[Data items]
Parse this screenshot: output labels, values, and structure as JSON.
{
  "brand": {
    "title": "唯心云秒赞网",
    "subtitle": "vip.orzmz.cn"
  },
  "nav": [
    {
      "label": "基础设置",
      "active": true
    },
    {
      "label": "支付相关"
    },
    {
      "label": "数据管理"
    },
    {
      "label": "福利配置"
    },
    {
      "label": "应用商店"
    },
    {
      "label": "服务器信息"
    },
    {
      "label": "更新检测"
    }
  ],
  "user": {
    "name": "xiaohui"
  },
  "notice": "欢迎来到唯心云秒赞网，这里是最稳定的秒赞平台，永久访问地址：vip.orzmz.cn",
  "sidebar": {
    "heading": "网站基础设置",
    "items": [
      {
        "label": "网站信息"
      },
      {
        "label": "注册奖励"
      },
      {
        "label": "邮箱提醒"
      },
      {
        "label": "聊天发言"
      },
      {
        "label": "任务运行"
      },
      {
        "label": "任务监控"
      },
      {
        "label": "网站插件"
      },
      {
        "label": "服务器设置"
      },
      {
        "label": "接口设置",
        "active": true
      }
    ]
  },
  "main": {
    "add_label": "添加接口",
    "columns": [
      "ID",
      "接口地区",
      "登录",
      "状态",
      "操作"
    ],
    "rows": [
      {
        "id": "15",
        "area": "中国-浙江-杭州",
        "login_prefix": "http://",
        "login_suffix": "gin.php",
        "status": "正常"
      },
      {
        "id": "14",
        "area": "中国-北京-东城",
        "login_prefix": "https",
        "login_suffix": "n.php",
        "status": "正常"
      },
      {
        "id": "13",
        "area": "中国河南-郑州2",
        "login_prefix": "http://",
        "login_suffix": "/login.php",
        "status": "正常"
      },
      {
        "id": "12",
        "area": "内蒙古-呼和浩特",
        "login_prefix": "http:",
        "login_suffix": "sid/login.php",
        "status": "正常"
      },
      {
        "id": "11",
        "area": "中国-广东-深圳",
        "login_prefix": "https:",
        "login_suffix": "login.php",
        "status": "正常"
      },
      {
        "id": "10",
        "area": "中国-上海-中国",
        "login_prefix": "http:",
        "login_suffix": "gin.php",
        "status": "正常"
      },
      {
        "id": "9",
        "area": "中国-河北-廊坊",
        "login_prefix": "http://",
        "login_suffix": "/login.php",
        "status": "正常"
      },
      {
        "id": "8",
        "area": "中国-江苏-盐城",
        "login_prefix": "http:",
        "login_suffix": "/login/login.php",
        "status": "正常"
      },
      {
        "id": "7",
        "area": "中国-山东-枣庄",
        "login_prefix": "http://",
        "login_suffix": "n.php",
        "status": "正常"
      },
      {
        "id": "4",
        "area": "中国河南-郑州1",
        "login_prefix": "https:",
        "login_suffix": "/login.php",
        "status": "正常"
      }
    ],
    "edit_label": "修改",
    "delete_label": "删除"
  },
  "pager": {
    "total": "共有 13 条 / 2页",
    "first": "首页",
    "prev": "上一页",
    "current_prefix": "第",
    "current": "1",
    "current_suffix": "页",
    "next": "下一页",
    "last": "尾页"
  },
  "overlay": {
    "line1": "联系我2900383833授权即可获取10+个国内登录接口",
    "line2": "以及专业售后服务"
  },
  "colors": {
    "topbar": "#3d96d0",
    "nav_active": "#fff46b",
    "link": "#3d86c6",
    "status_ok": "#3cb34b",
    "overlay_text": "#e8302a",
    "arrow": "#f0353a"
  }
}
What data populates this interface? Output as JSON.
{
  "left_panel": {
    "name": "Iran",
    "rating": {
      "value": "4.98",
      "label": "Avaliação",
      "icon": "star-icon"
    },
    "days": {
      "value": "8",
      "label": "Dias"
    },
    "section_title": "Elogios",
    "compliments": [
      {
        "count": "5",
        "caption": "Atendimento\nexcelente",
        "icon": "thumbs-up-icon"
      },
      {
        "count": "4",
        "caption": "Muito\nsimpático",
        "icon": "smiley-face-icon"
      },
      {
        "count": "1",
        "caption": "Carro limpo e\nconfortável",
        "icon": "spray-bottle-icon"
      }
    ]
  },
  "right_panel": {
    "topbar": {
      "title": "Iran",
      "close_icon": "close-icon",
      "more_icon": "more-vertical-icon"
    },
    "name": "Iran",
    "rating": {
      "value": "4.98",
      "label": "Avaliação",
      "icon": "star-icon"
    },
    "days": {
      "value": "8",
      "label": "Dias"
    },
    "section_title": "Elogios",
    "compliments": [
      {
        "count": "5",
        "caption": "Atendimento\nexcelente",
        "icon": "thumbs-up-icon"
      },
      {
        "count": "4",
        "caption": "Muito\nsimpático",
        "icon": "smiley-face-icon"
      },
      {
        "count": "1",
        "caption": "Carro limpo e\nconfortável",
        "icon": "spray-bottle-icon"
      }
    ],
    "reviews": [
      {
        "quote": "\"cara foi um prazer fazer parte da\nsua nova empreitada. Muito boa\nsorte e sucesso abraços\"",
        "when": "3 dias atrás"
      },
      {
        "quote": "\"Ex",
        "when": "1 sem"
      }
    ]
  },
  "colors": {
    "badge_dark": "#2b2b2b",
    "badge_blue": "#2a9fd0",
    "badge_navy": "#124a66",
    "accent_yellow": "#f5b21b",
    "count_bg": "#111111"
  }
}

# GOAL:
Retype the listing. Match it exactly.

# RESULT FOR THIS EXERCISE:
Parse this screenshot: output labels, values, and structure as JSON.
{
  "brand": {
    "title": "唯心云秒赞网",
    "subtitle": "vip.orzmz.cn"
  },
  "nav": [
    {
      "label": "基础设置",
      "active": true
    },
    {
      "label": "支付相关"
    },
    {
      "label": "数据管理"
    },
    {
      "label": "福利配置"
    },
    {
      "label": "应用商店"
    },
    {
      "label": "服务器信息"
    },
    {
      "label": "更新检测"
    }
  ],
  "user": {
    "name": "xiaohui"
  },
  "notice": "欢迎来到唯心云秒赞网，这里是最稳定的秒赞平台，永久访问地址：vip.orzmz.cn",
  "sidebar": {
    "heading": "网站基础设置",
    "items": [
      {
        "label": "网站信息"
      },
      {
        "label": "注册奖励"
      },
      {
        "label": "邮箱提醒"
      },
      {
        "label": "聊天发言"
      },
      {
        "label": "任务运行"
      },
      {
        "label": "任务监控"
      },
      {
        "label": "网站插件"
      },
      {
        "label": "服务器设置"
      },
      {
        "label": "接口设置",
        "active": true
      }
    ]
  },
  "main": {
    "add_label": "添加接口",
    "columns": [
      "ID",
      "接口地区",
      "登录",
      "状态",
      "操作"
    ],
    "rows": [
      {
        "id": "15",
        "area": "中国-浙江-杭州",
        "login_prefix": "http://",
        "login_suffix": "gin.php",
        "status": "正常"
      },
      {
        "id": "14",
        "area": "中国-北京-东城",
        "login_prefix": "https",
        "login_suffix": "n.php",
        "status": "正常"
      },
      {
        "id": "13",
        "area": "中国河南-郑州2",
        "login_prefix": "http://",
        "login_suffix": "/login.php",
        "status": "正常"
      },
      {
        "id": "12",
        "area": "内蒙古-呼和浩特",
        "login_prefix": "http:",
        "login_suffix": "sid/login.php",
        "status": "正常"
      },
      {
        "id": "11",
        "area": "中国-广东-深圳",
        "login_prefix": "https:",
        "login_suffix": "login.php",
        "status": "正常"
      },
      {
        "id": "10",
        "area": "中国-上海-中国",
        "login_prefix": "http:",
        "login_suffix": "gin.php",
        "status": "正常"
      },
      {
        "id": "9",
        "area": "中国-河北-廊坊",
        "login_prefix": "http://",
        "login_suffix": "/login.php",
        "status": "正常"
      },
      {
        "id": "8",
        "area": "中国-江苏-盐城",
        "login_prefix": "http:",
        "login_suffix": "/login/login.php",
        "status": "正常"
      },
      {
        "id": "7",
        "area": "中国-山东-枣庄",
        "login_prefix": "http://",
        "login_suffix": "n.php",
        "status": "正常"
      },
      {
        "id": "4",
        "area": "中国河南-郑州1",
        "login_prefix": "https:",
        "login_suffix": "/login.php",
        "status": "正常"
      }
    ],
    "edit_label": "修改",
    "delete_label": "删除"
  },
  "pager": {
    "total": "共有 13 条 / 2页",
    "first": "首页",
    "prev": "上一页",
    "current_prefix": "第",
    "current": "1",
    "current_suffix": "页",
    "next": "下一页",
    "last": "尾页"
  },
  "overlay": {
    "line1": "联系我2900383833授权即可获取10+个国内登录接口",
    "line2": "以及专业售后服务"
  },
  "colors": {
    "topbar": "#3d96d0",
    "nav_active": "#fff46b",
    "link": "#3d86c6",
    "status_ok": "#3cb34b",
    "overlay_text": "#e8302a",
    "arrow": "#f0353a"
  }
}
What data populates this interface? Output as JSON.
{
  "left_panel": {
    "name": "Iran",
    "rating": {
      "value": "4.98",
      "label": "Avaliação",
      "icon": "star-icon"
    },
    "days": {
      "value": "8",
      "label": "Dias"
    },
    "section_title": "Elogios",
    "compliments": [
      {
        "count": "5",
        "caption": "Atendimento\nexcelente",
        "icon": "thumbs-up-icon"
      },
      {
        "count": "4",
        "caption": "Muito\nsimpático",
        "icon": "smiley-face-icon"
      },
      {
        "count": "1",
        "caption": "Carro limpo e\nconfortável",
        "icon": "spray-bottle-icon"
      }
    ]
  },
  "right_panel": {
    "topbar": {
      "title": "Iran",
      "close_icon": "close-icon",
      "more_icon": "more-vertical-icon"
    },
    "name": "Iran",
    "rating": {
      "value": "4.98",
      "label": "Avaliação",
      "icon": "star-icon"
    },
    "days": {
      "value": "8",
      "label": "Dias"
    },
    "section_title": "Elogios",
    "compliments": [
      {
        "count": "5",
        "caption": "Atendimento\nexcelente",
        "icon": "thumbs-up-icon"
      },
      {
        "count": "4",
        "caption": "Muito\nsimpático",
        "icon": "smiley-face-icon"
      },
      {
        "count": "1",
        "caption": "Carro limpo e\nconfortável",
        "icon": "spray-bottle-icon"
      }
    ],
    "reviews": [
      {
        "quote": "\"cara foi um prazer fazer parte da\nsua nova empreitada. Muito boa\nsorte e sucesso abraços\"",
        "when": "3 dias atrás"
      },
      {
        "quote": "\"Ex",
        "when": "1 sem"
      }
    ]
  },
  "colors": {
    "badge_dark": "#2b2b2b",
    "badge_blue": "#2a9fd0",
    "badge_navy": "#124a66",
    "accent_yellow": "#f5b21b",
    "count_bg": "#111111"
  }
}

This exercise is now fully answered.